## TASK
Print all records exactly, leaving nothing out.

## EXTRACTED INFORMATION
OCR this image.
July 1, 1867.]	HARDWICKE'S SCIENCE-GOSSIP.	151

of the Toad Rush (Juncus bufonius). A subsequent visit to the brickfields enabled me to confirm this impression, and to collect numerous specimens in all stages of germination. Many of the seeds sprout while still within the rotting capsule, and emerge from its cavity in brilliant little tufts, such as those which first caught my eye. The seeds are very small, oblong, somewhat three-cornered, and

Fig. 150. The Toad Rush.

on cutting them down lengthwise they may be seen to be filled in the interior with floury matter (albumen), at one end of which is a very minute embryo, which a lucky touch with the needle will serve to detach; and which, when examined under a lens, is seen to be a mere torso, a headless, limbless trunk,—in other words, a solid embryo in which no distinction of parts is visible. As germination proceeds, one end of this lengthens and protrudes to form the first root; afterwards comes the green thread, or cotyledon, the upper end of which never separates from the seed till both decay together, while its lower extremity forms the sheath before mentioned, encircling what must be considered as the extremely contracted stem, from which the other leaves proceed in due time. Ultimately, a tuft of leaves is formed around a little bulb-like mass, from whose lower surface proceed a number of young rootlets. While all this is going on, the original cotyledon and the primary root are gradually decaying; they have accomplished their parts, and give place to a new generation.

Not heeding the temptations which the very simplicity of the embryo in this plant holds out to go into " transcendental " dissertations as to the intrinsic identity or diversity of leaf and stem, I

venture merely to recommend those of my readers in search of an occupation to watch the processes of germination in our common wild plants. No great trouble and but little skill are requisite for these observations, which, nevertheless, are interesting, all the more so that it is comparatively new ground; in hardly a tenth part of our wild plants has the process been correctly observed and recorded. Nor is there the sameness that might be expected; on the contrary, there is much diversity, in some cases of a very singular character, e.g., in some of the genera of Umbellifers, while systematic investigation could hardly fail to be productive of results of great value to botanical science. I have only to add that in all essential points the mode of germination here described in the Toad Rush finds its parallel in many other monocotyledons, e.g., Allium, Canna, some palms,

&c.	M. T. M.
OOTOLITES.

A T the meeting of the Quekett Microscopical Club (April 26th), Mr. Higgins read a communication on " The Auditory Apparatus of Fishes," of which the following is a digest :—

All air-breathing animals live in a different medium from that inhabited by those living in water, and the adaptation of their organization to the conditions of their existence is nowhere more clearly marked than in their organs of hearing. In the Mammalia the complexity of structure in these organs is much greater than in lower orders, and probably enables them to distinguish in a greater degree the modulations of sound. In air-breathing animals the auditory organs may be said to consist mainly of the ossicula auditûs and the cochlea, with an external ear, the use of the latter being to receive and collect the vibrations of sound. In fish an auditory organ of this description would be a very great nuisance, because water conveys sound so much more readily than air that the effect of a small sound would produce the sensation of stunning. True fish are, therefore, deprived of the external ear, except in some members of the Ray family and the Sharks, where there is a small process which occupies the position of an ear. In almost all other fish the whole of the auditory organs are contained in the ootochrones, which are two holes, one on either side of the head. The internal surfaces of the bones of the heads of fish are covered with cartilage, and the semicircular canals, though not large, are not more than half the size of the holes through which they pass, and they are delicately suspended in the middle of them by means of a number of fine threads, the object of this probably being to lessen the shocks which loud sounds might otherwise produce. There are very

## FINAL ANSWER
OCR this image.
July 1, 1867.]	HARDWICKE'S SCIENCE-GOSSIP.	151

of the Toad Rush (Juncus bufonius). A subsequent visit to the brickfields enabled me to confirm this impression, and to collect numerous specimens in all stages of germination. Many of the seeds sprout while still within the rotting capsule, and emerge from its cavity in brilliant little tufts, such as those which first caught my eye. The seeds are very small, oblong, somewhat three-cornered, and

Fig. 150. The Toad Rush.

on cutting them down lengthwise they may be seen to be filled in the interior with floury matter (albumen), at one end of which is a very minute embryo, which a lucky touch with the needle will serve to detach; and which, when examined under a lens, is seen to be a mere torso, a headless, limbless trunk,—in other words, a solid embryo in which no distinction of parts is visible. As germination proceeds, one end of this lengthens and protrudes to form the first root; afterwards comes the green thread, or cotyledon, the upper end of which never separates from the seed till both decay together, while its lower extremity forms the sheath before mentioned, encircling what must be considered as the extremely contracted stem, from which the other leaves proceed in due time. Ultimately, a tuft of leaves is formed around a little bulb-like mass, from whose lower surface proceed a number of young rootlets. While all this is going on, the original cotyledon and the primary root are gradually decaying; they have accomplished their parts, and give place to a new generation.

Not heeding the temptations which the very simplicity of the embryo in this plant holds out to go into " transcendental " dissertations as to the intrinsic identity or diversity of leaf and stem, I

venture merely to recommend those of my readers in search of an occupation to watch the processes of germination in our common wild plants. No great trouble and but little skill are requisite for these observations, which, nevertheless, are interesting, all the more so that it is comparatively new ground; in hardly a tenth part of our wild plants has the process been correctly observed and recorded. Nor is there the sameness that might be expected; on the contrary, there is much diversity, in some cases of a very singular character, e.g., in some of the genera of Umbellifers, while systematic investigation could hardly fail to be productive of results of great value to botanical science. I have only to add that in all essential points the mode of germination here described in the Toad Rush finds its parallel in many other monocotyledons, e.g., Allium, Canna, some palms,

&c.	M. T. M.
OOTOLITES.

A T the meeting of the Quekett Microscopical Club (April 26th), Mr. Higgins read a communication on " The Auditory Apparatus of Fishes," of which the following is a digest :—

All air-breathing animals live in a different medium from that inhabited by those living in water, and the adaptation of their organization to the conditions of their existence is nowhere more clearly marked than in their organs of hearing. In the Mammalia the complexity of structure in these organs is much greater than in lower orders, and probably enables them to distinguish in a greater degree the modulations of sound. In air-breathing animals the auditory organs may be said to consist mainly of the ossicula auditûs and the cochlea, with an external ear, the use of the latter being to receive and collect the vibrations of sound. In fish an auditory organ of this description would be a very great nuisance, because water conveys sound so much more readily than air that the effect of a small sound would produce the sensation of stunning. True fish are, therefore, deprived of the external ear, except in some members of the Ray family and the Sharks, where there is a small process which occupies the position of an ear. In almost all other fish the whole of the auditory organs are contained in the ootochrones, which are two holes, one on either side of the head. The internal surfaces of the bones of the heads of fish are covered with cartilage, and the semicircular canals, though not large, are not more than half the size of the holes through which they pass, and they are delicately suspended in the middle of them by means of a number of fine threads, the object of this probably being to lessen the shocks which loud sounds might otherwise produce. There are very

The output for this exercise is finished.